◆ **CHALLENGE**
Reproduce every entry below precisely; do not include the pictures.

◆ **DATA SHOWN**
· · · ·
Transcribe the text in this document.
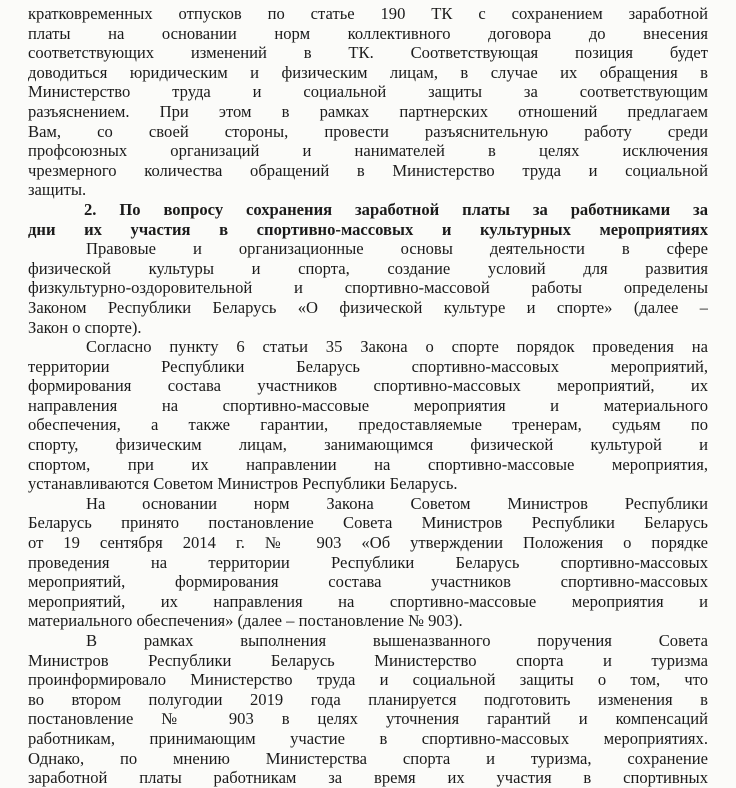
кратковременных отпусков по статье 190 ТК с сохранением заработной
платы на основании норм коллективного договора до внесения
соответствующих изменений в ТК. Соответствующая позиция будет
доводиться юридическим и физическим лицам, в случае их обращения в
Министерство труда и социальной защиты за соответствующим
разъяснением. При этом в рамках партнерских отношений предлагаем
Вам, со своей стороны, провести разъяснительную работу среди
профсоюзных организаций и нанимателей в целях исключения
чрезмерного количества обращений в Министерство труда и социальной
защиты.
2. По вопросу сохранения заработной платы за работниками за
дни их участия в спортивно-массовых и культурных мероприятиях
Правовые и организационные основы деятельности в сфере
физической культуры и спорта, создание условий для развития
физкультурно-оздоровительной и спортивно-массовой работы определены
Законом Республики Беларусь «О физической культуре и спорте» (далее –
Закон о спорте).
Согласно пункту 6 статьи 35 Закона о спорте порядок проведения на
территории Республики Беларусь спортивно-массовых мероприятий,
формирования состава участников спортивно-массовых мероприятий, их
направления на спортивно-массовые мероприятия и материального
обеспечения, а также гарантии, предоставляемые тренерам, судьям по
спорту, физическим лицам, занимающимся физической культурой и
спортом, при их направлении на спортивно-массовые мероприятия,
устанавливаются Советом Министров Республики Беларусь.
На основании норм Закона Советом Министров Республики
Беларусь принято постановление Совета Министров Республики Беларусь
от 19 сентября 2014 г. № 903 «Об утверждении Положения о порядке
проведения на территории Республики Беларусь спортивно-массовых
мероприятий, формирования состава участников спортивно-массовых
мероприятий, их направления на спортивно-массовые мероприятия и
материального обеспечения» (далее – постановление № 903).
В рамках выполнения вышеназванного поручения Совета
Министров Республики Беларусь Министерство спорта и туризма
проинформировало Министерство труда и социальной защиты о том, что
во втором полугодии 2019 года планируется подготовить изменения в
постановление № 903 в целях уточнения гарантий и компенсаций
работникам, принимающим участие в спортивно-массовых мероприятиях.
Однако, по мнению Министерства спорта и туризма, сохранение
заработной платы работникам за время их участия в спортивных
· · · ·
◆ **ANSWER TO THIS PROBLEM**
Transcribe the text in this document.
кратковременных отпусков по статье 190 ТК с сохранением заработной
платы на основании норм коллективного договора до внесения
соответствующих изменений в ТК. Соответствующая позиция будет
доводиться юридическим и физическим лицам, в случае их обращения в
Министерство труда и социальной защиты за соответствующим
разъяснением. При этом в рамках партнерских отношений предлагаем
Вам, со своей стороны, провести разъяснительную работу среди
профсоюзных организаций и нанимателей в целях исключения
чрезмерного количества обращений в Министерство труда и социальной
защиты.
2. По вопросу сохранения заработной платы за работниками за
дни их участия в спортивно-массовых и культурных мероприятиях
Правовые и организационные основы деятельности в сфере
физической культуры и спорта, создание условий для развития
физкультурно-оздоровительной и спортивно-массовой работы определены
Законом Республики Беларусь «О физической культуре и спорте» (далее –
Закон о спорте).
Согласно пункту 6 статьи 35 Закона о спорте порядок проведения на
территории Республики Беларусь спортивно-массовых мероприятий,
формирования состава участников спортивно-массовых мероприятий, их
направления на спортивно-массовые мероприятия и материального
обеспечения, а также гарантии, предоставляемые тренерам, судьям по
спорту, физическим лицам, занимающимся физической культурой и
спортом, при их направлении на спортивно-массовые мероприятия,
устанавливаются Советом Министров Республики Беларусь.
На основании норм Закона Советом Министров Республики
Беларусь принято постановление Совета Министров Республики Беларусь
от 19 сентября 2014 г. № 903 «Об утверждении Положения о порядке
проведения на территории Республики Беларусь спортивно-массовых
мероприятий, формирования состава участников спортивно-массовых
мероприятий, их направления на спортивно-массовые мероприятия и
материального обеспечения» (далее – постановление № 903).
В рамках выполнения вышеназванного поручения Совета
Министров Республики Беларусь Министерство спорта и туризма
проинформировало Министерство труда и социальной защиты о том, что
во втором полугодии 2019 года планируется подготовить изменения в
постановление № 903 в целях уточнения гарантий и компенсаций
работникам, принимающим участие в спортивно-массовых мероприятиях.
Однако, по мнению Министерства спорта и туризма, сохранение
заработной платы работникам за время их участия в спортивных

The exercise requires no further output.